→ INFORMATION GIVEN

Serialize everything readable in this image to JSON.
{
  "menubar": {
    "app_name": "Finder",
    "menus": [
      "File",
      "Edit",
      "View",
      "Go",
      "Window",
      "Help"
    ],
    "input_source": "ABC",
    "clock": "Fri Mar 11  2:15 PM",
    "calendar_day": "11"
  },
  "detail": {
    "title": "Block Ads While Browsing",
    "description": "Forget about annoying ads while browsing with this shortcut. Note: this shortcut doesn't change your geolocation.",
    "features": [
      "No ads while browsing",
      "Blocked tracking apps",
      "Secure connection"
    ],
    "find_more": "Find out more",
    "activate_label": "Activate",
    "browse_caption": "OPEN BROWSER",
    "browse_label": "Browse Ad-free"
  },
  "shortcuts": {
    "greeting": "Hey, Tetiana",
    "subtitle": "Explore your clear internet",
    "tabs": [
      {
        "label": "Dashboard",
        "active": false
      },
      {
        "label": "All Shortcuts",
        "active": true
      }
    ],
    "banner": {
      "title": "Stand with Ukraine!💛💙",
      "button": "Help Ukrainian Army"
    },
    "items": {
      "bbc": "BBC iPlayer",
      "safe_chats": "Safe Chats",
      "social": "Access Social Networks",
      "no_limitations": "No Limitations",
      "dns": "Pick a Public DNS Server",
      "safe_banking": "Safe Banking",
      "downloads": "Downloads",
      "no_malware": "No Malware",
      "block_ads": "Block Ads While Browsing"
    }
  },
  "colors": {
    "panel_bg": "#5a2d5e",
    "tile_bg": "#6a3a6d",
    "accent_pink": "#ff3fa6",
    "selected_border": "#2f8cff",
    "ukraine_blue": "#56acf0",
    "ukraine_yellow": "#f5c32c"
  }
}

→ WORK INSTRUCTIONS
Reproduce every entry shown above, precisely as it stands.

→ ANSWER BELOW
Serialize everything readable in this image to JSON.
{
  "menubar": {
    "app_name": "Finder",
    "menus": [
      "File",
      "Edit",
      "View",
      "Go",
      "Window",
      "Help"
    ],
    "input_source": "ABC",
    "clock": "Fri Mar 11  2:15 PM",
    "calendar_day": "11"
  },
  "detail": {
    "title": "Block Ads While Browsing",
    "description": "Forget about annoying ads while browsing with this shortcut. Note: this shortcut doesn't change your geolocation.",
    "features": [
      "No ads while browsing",
      "Blocked tracking apps",
      "Secure connection"
    ],
    "find_more": "Find out more",
    "activate_label": "Activate",
    "browse_caption": "OPEN BROWSER",
    "browse_label": "Browse Ad-free"
  },
  "shortcuts": {
    "greeting": "Hey, Tetiana",
    "subtitle": "Explore your clear internet",
    "tabs": [
      {
        "label": "Dashboard",
        "active": false
      },
      {
        "label": "All Shortcuts",
        "active": true
      }
    ],
    "banner": {
      "title": "Stand with Ukraine!💛💙",
      "button": "Help Ukrainian Army"
    },
    "items": {
      "bbc": "BBC iPlayer",
      "safe_chats": "Safe Chats",
      "social": "Access Social Networks",
      "no_limitations": "No Limitations",
      "dns": "Pick a Public DNS Server",
      "safe_banking": "Safe Banking",
      "downloads": "Downloads",
      "no_malware": "No Malware",
      "block_ads": "Block Ads While Browsing"
    }
  },
  "colors": {
    "panel_bg": "#5a2d5e",
    "tile_bg": "#6a3a6d",
    "accent_pink": "#ff3fa6",
    "selected_border": "#2f8cff",
    "ukraine_blue": "#56acf0",
    "ukraine_yellow": "#f5c32c"
  }
}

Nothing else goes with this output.